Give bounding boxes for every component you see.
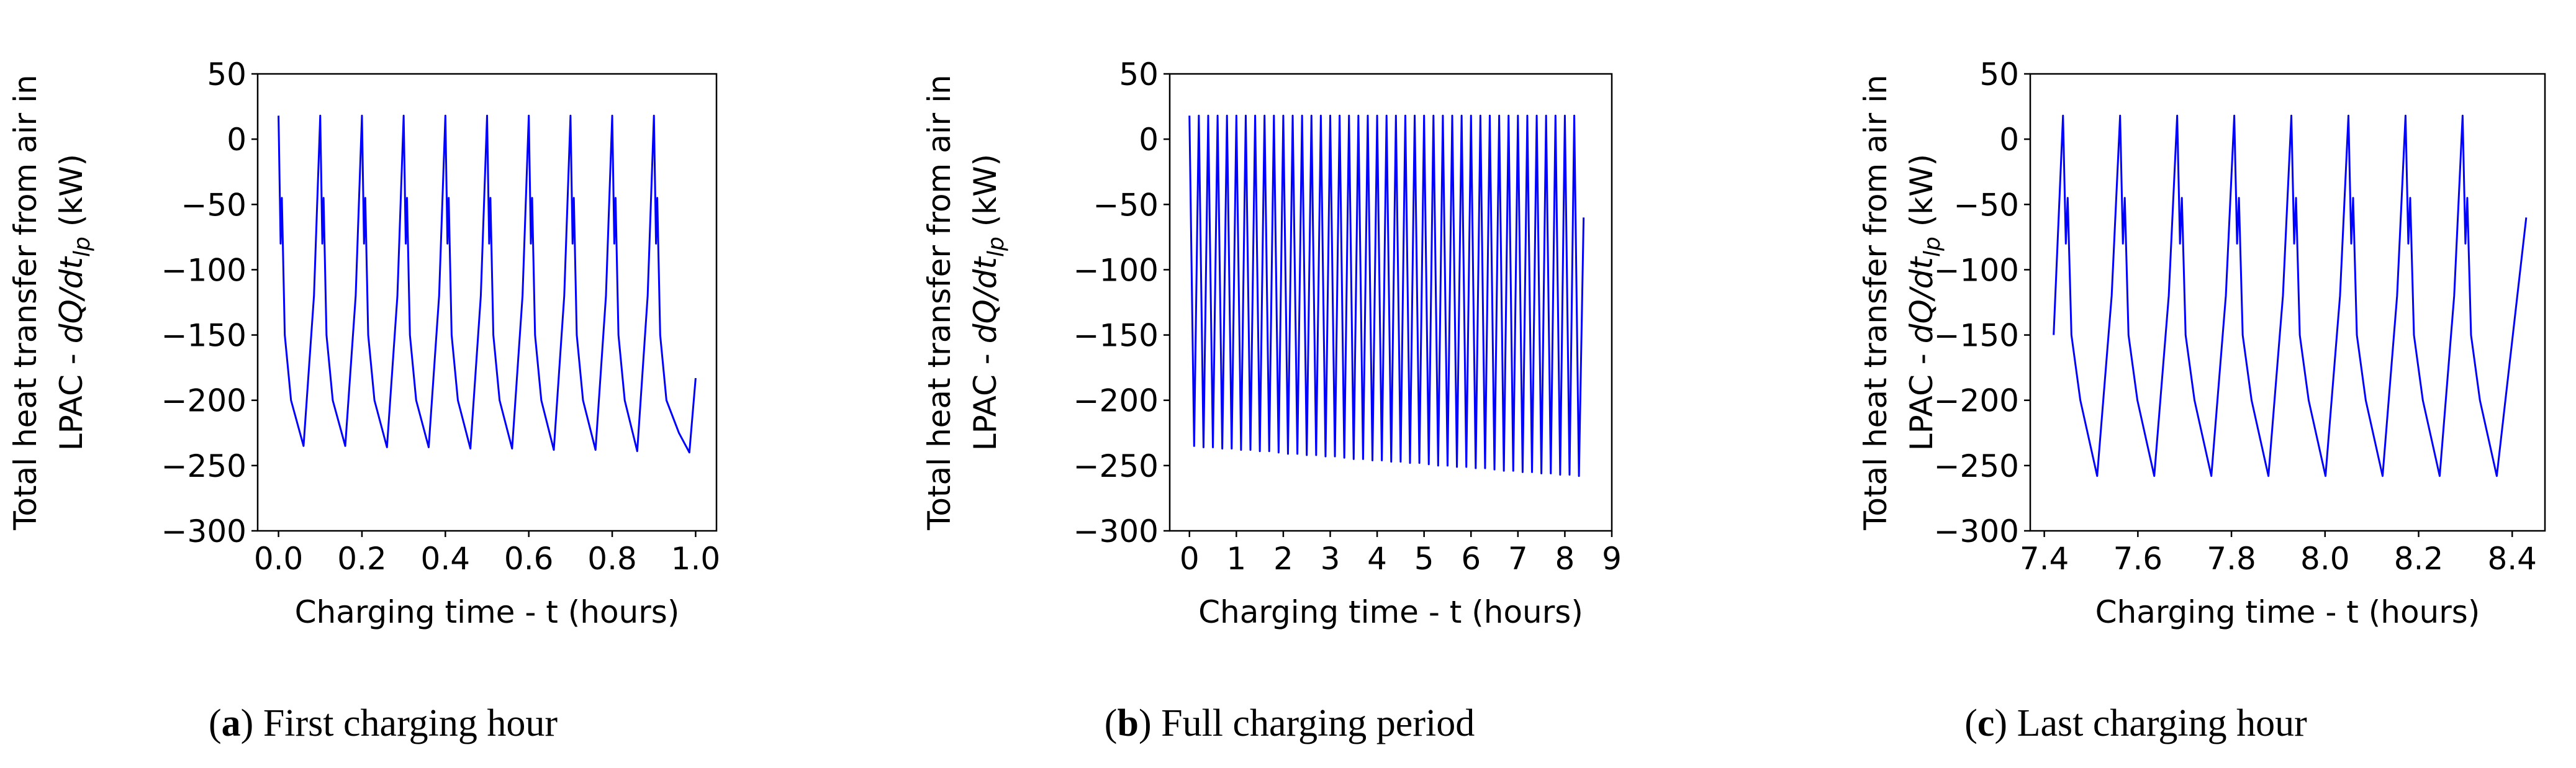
y-tick-label: −150: [161, 318, 246, 354]
x-tick-label: 5: [1414, 541, 1434, 577]
y-tick-label: −100: [161, 252, 246, 288]
y-tick-label: 50: [207, 56, 246, 93]
axes-frame: [2029, 73, 2546, 532]
x-tick-label: 0.8: [587, 541, 637, 577]
y-tick-label: −50: [1953, 187, 2019, 223]
x-tick-label: 1: [1226, 541, 1246, 577]
data-line: [1188, 114, 1585, 477]
x-tick-label: 7.8: [2207, 541, 2256, 577]
data-line: [278, 114, 697, 454]
y-tick-label: −200: [161, 383, 246, 419]
y-tick-label: −250: [161, 448, 246, 484]
caption-part: a: [222, 702, 241, 744]
x-tick-label: 0.4: [421, 541, 471, 577]
y-tick-label: −150: [1073, 318, 1159, 354]
caption-part: b: [1117, 702, 1138, 744]
x-tick-label: 0.0: [254, 541, 304, 577]
y-axis-label-line1: Total heat transfer from air in: [7, 75, 43, 530]
y-axis-label-line1: Total heat transfer from air in: [1858, 75, 1894, 530]
y-tick-label: −100: [1934, 252, 2019, 288]
caption: (a) First charging hour: [209, 702, 558, 744]
y-tick-label: −50: [181, 187, 246, 223]
x-axis-label: Charging time - t (hours): [2095, 594, 2480, 630]
caption-part: ) Full charging period: [1139, 702, 1475, 744]
x-tick-label: 0.2: [337, 541, 387, 577]
x-tick-label: 7.4: [2020, 541, 2069, 577]
y-tick-label: −300: [1073, 513, 1159, 549]
y-label-subscript: lp: [1920, 237, 1945, 257]
caption: (c) Last charging hour: [1964, 702, 2307, 744]
x-tick-label: 3: [1321, 541, 1340, 577]
y-tick-label: −250: [1934, 448, 2019, 484]
x-tick-label: 4: [1367, 541, 1387, 577]
x-tick-label: 2: [1273, 541, 1293, 577]
y-label-subscript: lp: [983, 237, 1009, 257]
y-label-suffix: (kW): [967, 154, 1003, 237]
plot-area: [1188, 114, 1585, 477]
y-tick-label: −50: [1093, 187, 1159, 223]
x-axis-label: Charging time - t (hours): [1198, 594, 1583, 630]
x-tick-label: 7.6: [2113, 541, 2163, 577]
y-label-math: dQ/dt: [53, 256, 89, 344]
x-tick-label: 8.2: [2394, 541, 2444, 577]
y-tick-label: −300: [161, 513, 246, 549]
caption-part: (: [1964, 702, 1977, 744]
y-tick-label: −200: [1934, 383, 2019, 419]
y-axis-label-line2: LPAC - dQ/dtlp (kW): [1904, 154, 1945, 451]
y-label-prefix: LPAC -: [967, 343, 1003, 451]
caption-part: ) First charging hour: [241, 702, 558, 744]
x-tick-label: 0.6: [504, 541, 554, 577]
y-axis-label-line2: LPAC - dQ/dtlp (kW): [53, 154, 95, 451]
y-axis-label-line1: Total heat transfer from air in: [921, 75, 957, 530]
y-tick-label: −100: [1073, 252, 1159, 288]
x-tick-label: 1.0: [671, 541, 721, 577]
x-tick-label: 8.4: [2487, 541, 2537, 577]
y-label-math: dQ/dt: [967, 256, 1003, 344]
y-tick-label: 0: [227, 122, 246, 158]
x-tick-label: 8.0: [2300, 541, 2350, 577]
y-label-subscript: lp: [70, 237, 95, 257]
x-tick-label: 0: [1180, 541, 1200, 577]
y-tick-label: −200: [1073, 383, 1159, 419]
data-line: [2053, 114, 2528, 477]
y-tick-label: −300: [1934, 513, 2019, 549]
x-tick-label: 8: [1555, 541, 1575, 577]
axes-frame: [256, 73, 718, 532]
x-tick-label: 6: [1461, 541, 1481, 577]
caption-part: c: [1977, 702, 1995, 744]
y-label-suffix: (kW): [53, 154, 89, 237]
y-axis-label-line2: LPAC - dQ/dtlp (kW): [967, 154, 1009, 451]
y-tick-label: 50: [1119, 56, 1159, 93]
y-label-prefix: LPAC -: [53, 343, 89, 451]
y-tick-label: −150: [1934, 318, 2019, 354]
caption-part: (: [209, 702, 222, 744]
plot-area: [278, 114, 697, 454]
y-label-suffix: (kW): [1904, 154, 1940, 237]
y-label-prefix: LPAC -: [1904, 343, 1940, 451]
x-tick-label: 9: [1602, 541, 1622, 577]
y-tick-label: 0: [1999, 122, 2019, 158]
y-label-math: dQ/dt: [1904, 256, 1940, 344]
y-tick-label: −250: [1073, 448, 1159, 484]
axes-frame: [1168, 73, 1613, 532]
caption: (b) Full charging period: [1105, 702, 1475, 744]
x-axis-label: Charging time - t (hours): [295, 594, 680, 630]
y-tick-label: 50: [1979, 56, 2019, 93]
caption-part: (: [1105, 702, 1118, 744]
plot-area: [2053, 114, 2528, 477]
x-tick-label: 7: [1508, 541, 1528, 577]
y-tick-label: 0: [1139, 122, 1159, 158]
caption-part: ) Last charging hour: [1994, 702, 2307, 744]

--------------------------------

Given task = Write out the lines of the listing as a numbered list, beginning with the line that contains "y-tick-label: −150: [161, 318, 246, 354]" and stopping after the line that contains "data-line: [1188, 114, 1585, 477]". Leave out any blank lines.

Worked answer =
1. y-tick-label: −150: [161, 318, 246, 354]
2. x-tick-label: 5: [1414, 541, 1434, 577]
3. y-tick-label: −100: [161, 252, 246, 288]
4. y-tick-label: 50: [207, 56, 246, 93]
5. axes-frame: [2029, 73, 2546, 532]
6. x-tick-label: 0.8: [587, 541, 637, 577]
7. y-tick-label: −50: [1953, 187, 2019, 223]
8. x-tick-label: 1: [1226, 541, 1246, 577]
9. data-line: [1188, 114, 1585, 477]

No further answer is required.